Looking at the data below, count the lines that contain the string "střelivo". Write only the total.
[Start]
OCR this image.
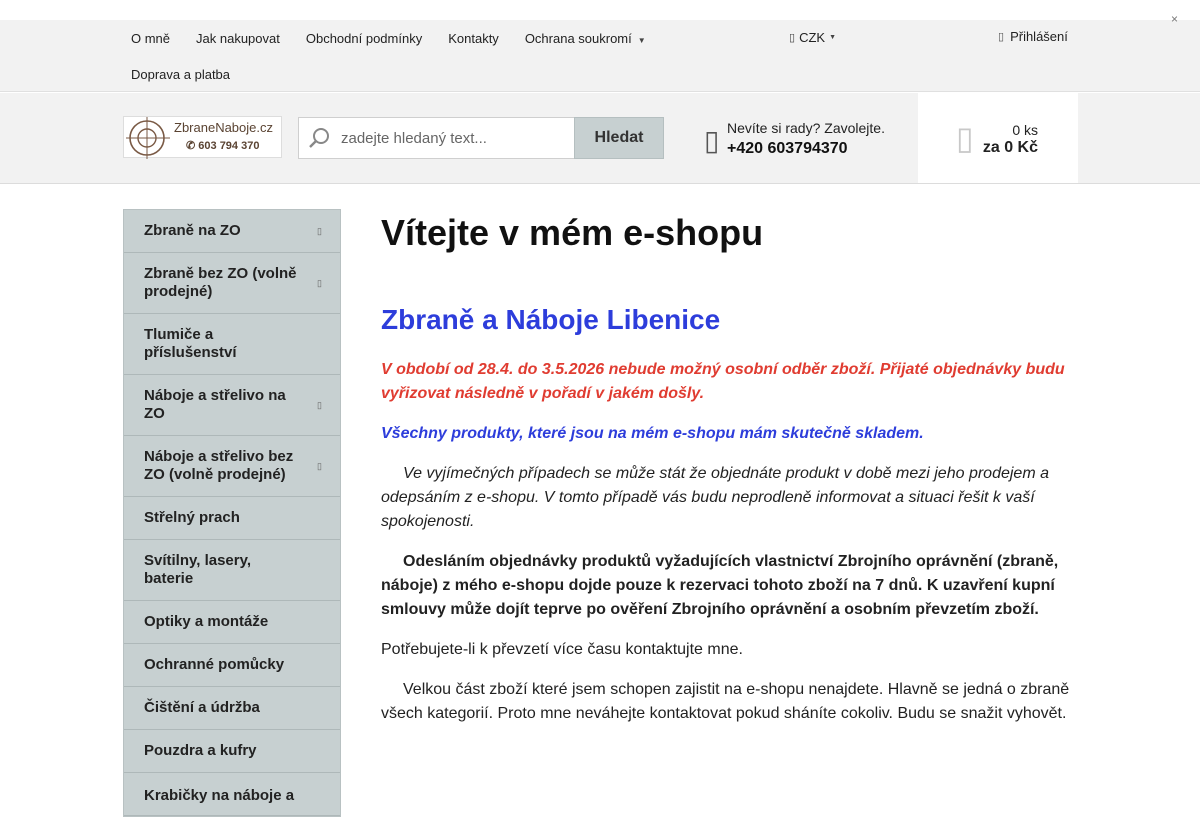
×
O mně	Jak nakupovat	Obchodní podmínky	Kontakty	Ochrana soukromí ▼
Doprava a platba
▯ CZK ▼	▯ Přihlášení
ZbraneNaboje.cz
✆ 603 794 370
zadejte hledaný text...	Hledat	▯ Nevíte si rady? Zavolejte.
+420 603794370	▯	0 ks
za 0 Kč
Zbraně na ZO	▯
Zbraně bez ZO (volně prodejné)	▯
Tlumiče a příslušenství
Náboje a střelivo na ZO	▯
Náboje a střelivo bez ZO (volně prodejné)	▯
Střelný prach
Svítilny, lasery, baterie
Optiky a montáže
Ochranné pomůcky
Čištění a údržba
Pouzdra a kufry
Krabičky na náboje a
Vítejte v mém e-shopu
Zbraně a Náboje Libenice

V období od 28.4. do 3.5.2026 nebude možný osobní odběr zboží. Přijaté objednávky budu vyřizovat následně v pořadí v jakém došly.

Všechny produkty, které jsou na mém e-shopu mám skutečně skladem.

Ve vyjímečných případech se může stát že objednáte produkt v době mezi jeho prodejem a odepsáním z e-shopu. V tomto případě vás budu neprodleně informovat a situaci řešit k vaší spokojenosti.

Odesláním objednávky produktů vyžadujících vlastnictví Zbrojního oprávnění (zbraně, náboje) z mého e-shopu dojde pouze k rezervaci tohoto zboží na 7 dnů. K uzavření kupní smlouvy může dojít teprve po ověření Zbrojního oprávnění a osobním převzetím zboží.

Potřebujete-li k převzetí více času kontaktujte mne.

Velkou část zboží které jsem schopen zajistit na e-shopu nenajdete. Hlavně se jedná o zbraně všech kategorií. Proto mne neváhejte kontaktovat pokud sháníte cokoliv. Budu se snažit vyhovět.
[End]
## [Solution below]
2